Quote every line as written. Omit pictures.

--- Start of DATA SECTION ---

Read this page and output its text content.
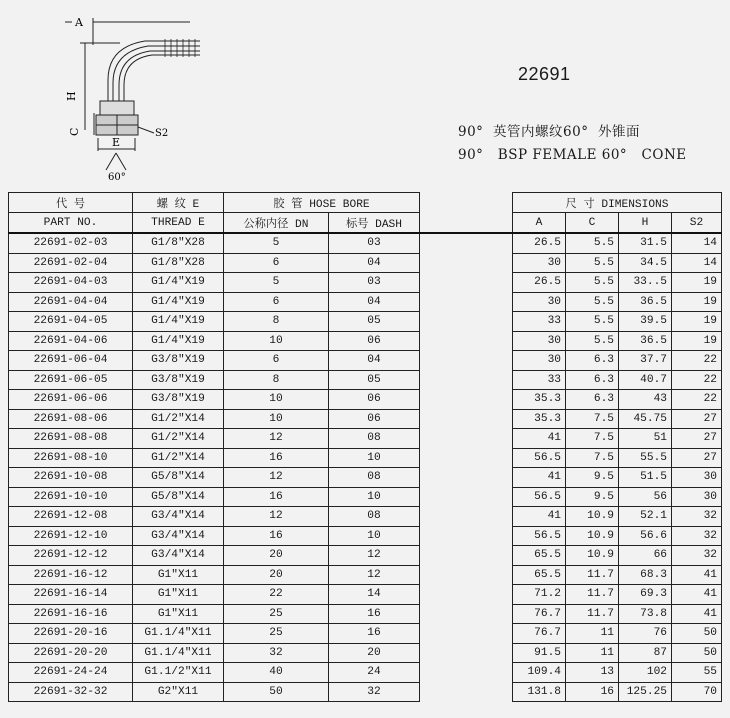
A
H
C
E
S2
60°
22691
90°  英管内螺纹60°  外锥面
90°   BSP FEMALE 60°   CONE
代 号	螺 纹 E	胶 管 HOSE BORE			尺 寸 DIMENSIONS			
PART NO.	THREAD E	公称内径 DN	标号 DASH		A	C	H	S2
22691-02-03	G1/8"X28	5	03		26.5	5.5	31.5	14
22691-02-04	G1/8"X28	6	04		30	5.5	34.5	14
22691-04-03	G1/4"X19	5	03		26.5	5.5	33..5	19
22691-04-04	G1/4"X19	6	04		30	5.5	36.5	19
22691-04-05	G1/4"X19	8	05		33	5.5	39.5	19
22691-04-06	G1/4"X19	10	06		30	5.5	36.5	19
22691-06-04	G3/8"X19	6	04		30	6.3	37.7	22
22691-06-05	G3/8"X19	8	05		33	6.3	40.7	22
22691-06-06	G3/8"X19	10	06		35.3	6.3	43	22
22691-08-06	G1/2"X14	10	06		35.3	7.5	45.75	27
22691-08-08	G1/2"X14	12	08		41	7.5	51	27
22691-08-10	G1/2"X14	16	10		56.5	7.5	55.5	27
22691-10-08	G5/8"X14	12	08		41	9.5	51.5	30
22691-10-10	G5/8"X14	16	10		56.5	9.5	56	30
22691-12-08	G3/4"X14	12	08		41	10.9	52.1	32
22691-12-10	G3/4"X14	16	10		56.5	10.9	56.6	32
22691-12-12	G3/4"X14	20	12		65.5	10.9	66	32
22691-16-12	G1"X11	20	12		65.5	11.7	68.3	41
22691-16-14	G1"X11	22	14		71.2	11.7	69.3	41
22691-16-16	G1"X11	25	16		76.7	11.7	73.8	41
22691-20-16	G1.1/4"X11	25	16		76.7	11	76	50
22691-20-20	G1.1/4"X11	32	20		91.5	11	87	50
22691-24-24	G1.1/2"X11	40	24		109.4	13	102	55
22691-32-32	G2"X11	50	32		131.8	16	125.25	70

--- End of DATA SECTION ---

RESULT OF THIS TASK:
Read this page and output its text content.
A
H
C
E
S2
60°
22691
90°  英管内螺纹60°  外锥面
90°   BSP FEMALE 60°   CONE
代 号	螺 纹 E	胶 管 HOSE BORE			尺 寸 DIMENSIONS			
PART NO.	THREAD E	公称内径 DN	标号 DASH		A	C	H	S2
22691-02-03	G1/8"X28	5	03		26.5	5.5	31.5	14
22691-02-04	G1/8"X28	6	04		30	5.5	34.5	14
22691-04-03	G1/4"X19	5	03		26.5	5.5	33..5	19
22691-04-04	G1/4"X19	6	04		30	5.5	36.5	19
22691-04-05	G1/4"X19	8	05		33	5.5	39.5	19
22691-04-06	G1/4"X19	10	06		30	5.5	36.5	19
22691-06-04	G3/8"X19	6	04		30	6.3	37.7	22
22691-06-05	G3/8"X19	8	05		33	6.3	40.7	22
22691-06-06	G3/8"X19	10	06		35.3	6.3	43	22
22691-08-06	G1/2"X14	10	06		35.3	7.5	45.75	27
22691-08-08	G1/2"X14	12	08		41	7.5	51	27
22691-08-10	G1/2"X14	16	10		56.5	7.5	55.5	27
22691-10-08	G5/8"X14	12	08		41	9.5	51.5	30
22691-10-10	G5/8"X14	16	10		56.5	9.5	56	30
22691-12-08	G3/4"X14	12	08		41	10.9	52.1	32
22691-12-10	G3/4"X14	16	10		56.5	10.9	56.6	32
22691-12-12	G3/4"X14	20	12		65.5	10.9	66	32
22691-16-12	G1"X11	20	12		65.5	11.7	68.3	41
22691-16-14	G1"X11	22	14		71.2	11.7	69.3	41
22691-16-16	G1"X11	25	16		76.7	11.7	73.8	41
22691-20-16	G1.1/4"X11	25	16		76.7	11	76	50
22691-20-20	G1.1/4"X11	32	20		91.5	11	87	50
22691-24-24	G1.1/2"X11	40	24		109.4	13	102	55
22691-32-32	G2"X11	50	32		131.8	16	125.25	70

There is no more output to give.